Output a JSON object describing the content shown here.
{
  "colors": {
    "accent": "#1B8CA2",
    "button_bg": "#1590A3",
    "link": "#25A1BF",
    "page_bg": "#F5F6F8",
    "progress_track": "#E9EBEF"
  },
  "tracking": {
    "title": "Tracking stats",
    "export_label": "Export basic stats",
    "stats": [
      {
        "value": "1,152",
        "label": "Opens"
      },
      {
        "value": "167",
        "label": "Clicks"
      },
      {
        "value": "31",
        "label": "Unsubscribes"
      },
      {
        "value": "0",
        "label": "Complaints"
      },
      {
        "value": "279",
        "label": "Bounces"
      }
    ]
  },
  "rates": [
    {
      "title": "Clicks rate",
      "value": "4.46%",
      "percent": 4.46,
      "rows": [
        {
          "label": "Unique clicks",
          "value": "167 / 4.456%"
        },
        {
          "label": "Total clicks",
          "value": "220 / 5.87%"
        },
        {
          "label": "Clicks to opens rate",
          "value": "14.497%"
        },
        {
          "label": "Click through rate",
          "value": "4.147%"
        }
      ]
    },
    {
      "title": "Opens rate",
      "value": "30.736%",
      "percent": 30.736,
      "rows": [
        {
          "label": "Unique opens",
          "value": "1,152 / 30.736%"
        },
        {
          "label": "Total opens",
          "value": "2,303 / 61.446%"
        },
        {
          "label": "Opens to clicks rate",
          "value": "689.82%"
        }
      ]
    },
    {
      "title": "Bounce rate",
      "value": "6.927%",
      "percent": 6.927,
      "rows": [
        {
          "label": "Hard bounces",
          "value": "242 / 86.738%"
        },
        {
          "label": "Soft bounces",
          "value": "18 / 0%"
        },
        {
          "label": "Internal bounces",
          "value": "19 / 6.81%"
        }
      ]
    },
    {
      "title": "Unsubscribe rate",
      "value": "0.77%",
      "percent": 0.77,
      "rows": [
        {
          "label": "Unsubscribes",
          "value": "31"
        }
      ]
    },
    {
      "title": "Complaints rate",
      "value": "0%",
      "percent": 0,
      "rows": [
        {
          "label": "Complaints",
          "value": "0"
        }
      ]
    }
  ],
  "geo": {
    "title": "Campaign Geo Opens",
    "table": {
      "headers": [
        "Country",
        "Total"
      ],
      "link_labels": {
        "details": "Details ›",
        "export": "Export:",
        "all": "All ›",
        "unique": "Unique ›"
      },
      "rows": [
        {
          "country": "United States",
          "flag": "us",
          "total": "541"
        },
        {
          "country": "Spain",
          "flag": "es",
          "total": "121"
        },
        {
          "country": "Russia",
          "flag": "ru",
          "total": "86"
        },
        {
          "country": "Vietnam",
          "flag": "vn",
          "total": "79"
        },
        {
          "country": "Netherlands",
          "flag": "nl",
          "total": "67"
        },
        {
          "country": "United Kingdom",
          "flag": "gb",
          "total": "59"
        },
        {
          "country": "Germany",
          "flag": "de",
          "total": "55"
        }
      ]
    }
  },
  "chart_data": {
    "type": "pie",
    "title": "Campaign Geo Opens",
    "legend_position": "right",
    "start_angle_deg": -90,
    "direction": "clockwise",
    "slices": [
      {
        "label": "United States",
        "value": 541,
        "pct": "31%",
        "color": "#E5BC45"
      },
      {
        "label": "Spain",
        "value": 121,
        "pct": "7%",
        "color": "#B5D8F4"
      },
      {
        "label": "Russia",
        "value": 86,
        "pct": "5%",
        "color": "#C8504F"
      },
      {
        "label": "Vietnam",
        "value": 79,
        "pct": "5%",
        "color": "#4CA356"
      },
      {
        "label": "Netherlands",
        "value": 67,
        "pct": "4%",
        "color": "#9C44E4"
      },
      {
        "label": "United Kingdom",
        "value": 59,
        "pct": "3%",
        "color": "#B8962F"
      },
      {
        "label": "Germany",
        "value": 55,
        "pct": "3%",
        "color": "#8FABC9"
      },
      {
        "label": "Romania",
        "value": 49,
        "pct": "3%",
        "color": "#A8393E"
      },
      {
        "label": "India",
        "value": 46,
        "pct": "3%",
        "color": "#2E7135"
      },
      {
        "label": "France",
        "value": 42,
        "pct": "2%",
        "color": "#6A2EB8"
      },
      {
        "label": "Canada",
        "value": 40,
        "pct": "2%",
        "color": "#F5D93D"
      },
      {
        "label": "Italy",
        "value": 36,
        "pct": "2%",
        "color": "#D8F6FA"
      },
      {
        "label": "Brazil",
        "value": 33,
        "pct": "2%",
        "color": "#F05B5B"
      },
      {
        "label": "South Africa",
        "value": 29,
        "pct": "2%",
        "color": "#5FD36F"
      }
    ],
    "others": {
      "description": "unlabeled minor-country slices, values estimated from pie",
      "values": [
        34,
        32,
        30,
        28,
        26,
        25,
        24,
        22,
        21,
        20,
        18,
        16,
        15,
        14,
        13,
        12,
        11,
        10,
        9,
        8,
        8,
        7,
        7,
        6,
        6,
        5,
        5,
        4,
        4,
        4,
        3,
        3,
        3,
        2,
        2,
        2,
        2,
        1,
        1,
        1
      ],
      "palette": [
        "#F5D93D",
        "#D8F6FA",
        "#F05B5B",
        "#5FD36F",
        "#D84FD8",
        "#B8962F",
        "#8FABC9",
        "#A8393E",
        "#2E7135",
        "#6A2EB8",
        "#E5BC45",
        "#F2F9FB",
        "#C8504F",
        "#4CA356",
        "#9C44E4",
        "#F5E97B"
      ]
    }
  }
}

**What this task involves**.
Extract all lines from the material above that include the word "Export".

**Task result**.
    "export_label": "Export basic stats",
        "export": "Export:",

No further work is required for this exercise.